INSTRUCTIONS TO FOLLOW: Repeat the whole of the data, keeping every detail the same.

....................

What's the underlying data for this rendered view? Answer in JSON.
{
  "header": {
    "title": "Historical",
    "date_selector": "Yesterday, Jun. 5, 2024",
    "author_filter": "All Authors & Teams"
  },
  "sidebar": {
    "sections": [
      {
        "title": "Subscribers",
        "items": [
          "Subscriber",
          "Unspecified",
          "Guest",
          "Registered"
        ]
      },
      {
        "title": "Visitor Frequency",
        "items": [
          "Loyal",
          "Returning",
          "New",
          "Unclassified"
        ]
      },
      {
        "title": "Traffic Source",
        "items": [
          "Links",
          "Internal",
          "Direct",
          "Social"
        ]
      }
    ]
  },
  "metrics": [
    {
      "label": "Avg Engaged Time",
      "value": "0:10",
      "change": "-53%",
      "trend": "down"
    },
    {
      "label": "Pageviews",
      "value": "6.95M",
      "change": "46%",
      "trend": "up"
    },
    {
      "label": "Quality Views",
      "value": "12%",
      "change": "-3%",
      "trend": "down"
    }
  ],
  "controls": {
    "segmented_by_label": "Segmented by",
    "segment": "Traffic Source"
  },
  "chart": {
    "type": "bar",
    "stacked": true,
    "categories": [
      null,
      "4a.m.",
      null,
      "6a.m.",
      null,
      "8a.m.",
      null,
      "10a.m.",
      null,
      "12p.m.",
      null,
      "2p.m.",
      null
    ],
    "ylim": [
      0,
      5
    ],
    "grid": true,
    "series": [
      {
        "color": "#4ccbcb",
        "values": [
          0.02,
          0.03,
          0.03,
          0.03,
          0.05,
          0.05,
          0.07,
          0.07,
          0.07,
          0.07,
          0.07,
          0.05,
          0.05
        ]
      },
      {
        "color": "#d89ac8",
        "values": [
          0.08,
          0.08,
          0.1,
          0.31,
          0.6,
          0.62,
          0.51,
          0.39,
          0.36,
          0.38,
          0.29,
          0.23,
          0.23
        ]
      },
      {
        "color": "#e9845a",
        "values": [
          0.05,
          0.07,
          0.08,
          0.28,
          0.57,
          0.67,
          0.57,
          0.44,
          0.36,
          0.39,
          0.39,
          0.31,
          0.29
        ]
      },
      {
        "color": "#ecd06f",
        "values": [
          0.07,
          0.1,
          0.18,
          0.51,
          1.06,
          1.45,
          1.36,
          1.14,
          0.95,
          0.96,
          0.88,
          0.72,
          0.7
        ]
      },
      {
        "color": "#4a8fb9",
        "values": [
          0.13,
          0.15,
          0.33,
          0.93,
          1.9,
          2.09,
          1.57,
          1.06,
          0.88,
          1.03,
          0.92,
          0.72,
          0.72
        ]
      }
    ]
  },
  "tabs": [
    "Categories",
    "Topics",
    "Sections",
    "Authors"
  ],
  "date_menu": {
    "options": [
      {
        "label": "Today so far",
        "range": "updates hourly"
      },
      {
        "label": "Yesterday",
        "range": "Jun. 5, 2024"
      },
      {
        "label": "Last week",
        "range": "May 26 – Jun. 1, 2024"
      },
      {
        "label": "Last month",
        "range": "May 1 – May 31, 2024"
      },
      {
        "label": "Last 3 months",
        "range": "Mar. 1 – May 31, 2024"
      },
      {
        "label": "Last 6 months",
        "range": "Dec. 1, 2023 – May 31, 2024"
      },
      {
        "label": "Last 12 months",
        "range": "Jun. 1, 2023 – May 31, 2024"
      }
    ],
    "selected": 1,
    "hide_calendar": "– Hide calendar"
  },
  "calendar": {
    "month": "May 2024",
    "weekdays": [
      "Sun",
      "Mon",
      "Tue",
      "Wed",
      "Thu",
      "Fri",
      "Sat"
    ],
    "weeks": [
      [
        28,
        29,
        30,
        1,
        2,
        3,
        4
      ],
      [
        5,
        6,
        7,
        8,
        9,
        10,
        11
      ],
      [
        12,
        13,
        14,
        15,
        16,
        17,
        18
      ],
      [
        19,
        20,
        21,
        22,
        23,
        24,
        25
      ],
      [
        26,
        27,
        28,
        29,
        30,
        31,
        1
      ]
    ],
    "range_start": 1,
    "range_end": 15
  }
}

....................

EXPECTED OUTPUT:
What's the underlying data for this rendered view? Answer in JSON.
{
  "header": {
    "title": "Historical",
    "date_selector": "Yesterday, Jun. 5, 2024",
    "author_filter": "All Authors & Teams"
  },
  "sidebar": {
    "sections": [
      {
        "title": "Subscribers",
        "items": [
          "Subscriber",
          "Unspecified",
          "Guest",
          "Registered"
        ]
      },
      {
        "title": "Visitor Frequency",
        "items": [
          "Loyal",
          "Returning",
          "New",
          "Unclassified"
        ]
      },
      {
        "title": "Traffic Source",
        "items": [
          "Links",
          "Internal",
          "Direct",
          "Social"
        ]
      }
    ]
  },
  "metrics": [
    {
      "label": "Avg Engaged Time",
      "value": "0:10",
      "change": "-53%",
      "trend": "down"
    },
    {
      "label": "Pageviews",
      "value": "6.95M",
      "change": "46%",
      "trend": "up"
    },
    {
      "label": "Quality Views",
      "value": "12%",
      "change": "-3%",
      "trend": "down"
    }
  ],
  "controls": {
    "segmented_by_label": "Segmented by",
    "segment": "Traffic Source"
  },
  "chart": {
    "type": "bar",
    "stacked": true,
    "categories": [
      null,
      "4a.m.",
      null,
      "6a.m.",
      null,
      "8a.m.",
      null,
      "10a.m.",
      null,
      "12p.m.",
      null,
      "2p.m.",
      null
    ],
    "ylim": [
      0,
      5
    ],
    "grid": true,
    "series": [
      {
        "color": "#4ccbcb",
        "values": [
          0.02,
          0.03,
          0.03,
          0.03,
          0.05,
          0.05,
          0.07,
          0.07,
          0.07,
          0.07,
          0.07,
          0.05,
          0.05
        ]
      },
      {
        "color": "#d89ac8",
        "values": [
          0.08,
          0.08,
          0.1,
          0.31,
          0.6,
          0.62,
          0.51,
          0.39,
          0.36,
          0.38,
          0.29,
          0.23,
          0.23
        ]
      },
      {
        "color": "#e9845a",
        "values": [
          0.05,
          0.07,
          0.08,
          0.28,
          0.57,
          0.67,
          0.57,
          0.44,
          0.36,
          0.39,
          0.39,
          0.31,
          0.29
        ]
      },
      {
        "color": "#ecd06f",
        "values": [
          0.07,
          0.1,
          0.18,
          0.51,
          1.06,
          1.45,
          1.36,
          1.14,
          0.95,
          0.96,
          0.88,
          0.72,
          0.7
        ]
      },
      {
        "color": "#4a8fb9",
        "values": [
          0.13,
          0.15,
          0.33,
          0.93,
          1.9,
          2.09,
          1.57,
          1.06,
          0.88,
          1.03,
          0.92,
          0.72,
          0.72
        ]
      }
    ]
  },
  "tabs": [
    "Categories",
    "Topics",
    "Sections",
    "Authors"
  ],
  "date_menu": {
    "options": [
      {
        "label": "Today so far",
        "range": "updates hourly"
      },
      {
        "label": "Yesterday",
        "range": "Jun. 5, 2024"
      },
      {
        "label": "Last week",
        "range": "May 26 – Jun. 1, 2024"
      },
      {
        "label": "Last month",
        "range": "May 1 – May 31, 2024"
      },
      {
        "label": "Last 3 months",
        "range": "Mar. 1 – May 31, 2024"
      },
      {
        "label": "Last 6 months",
        "range": "Dec. 1, 2023 – May 31, 2024"
      },
      {
        "label": "Last 12 months",
        "range": "Jun. 1, 2023 – May 31, 2024"
      }
    ],
    "selected": 1,
    "hide_calendar": "– Hide calendar"
  },
  "calendar": {
    "month": "May 2024",
    "weekdays": [
      "Sun",
      "Mon",
      "Tue",
      "Wed",
      "Thu",
      "Fri",
      "Sat"
    ],
    "weeks": [
      [
        28,
        29,
        30,
        1,
        2,
        3,
        4
      ],
      [
        5,
        6,
        7,
        8,
        9,
        10,
        11
      ],
      [
        12,
        13,
        14,
        15,
        16,
        17,
        18
      ],
      [
        19,
        20,
        21,
        22,
        23,
        24,
        25
      ],
      [
        26,
        27,
        28,
        29,
        30,
        31,
        1
      ]
    ],
    "range_start": 1,
    "range_end": 15
  }
}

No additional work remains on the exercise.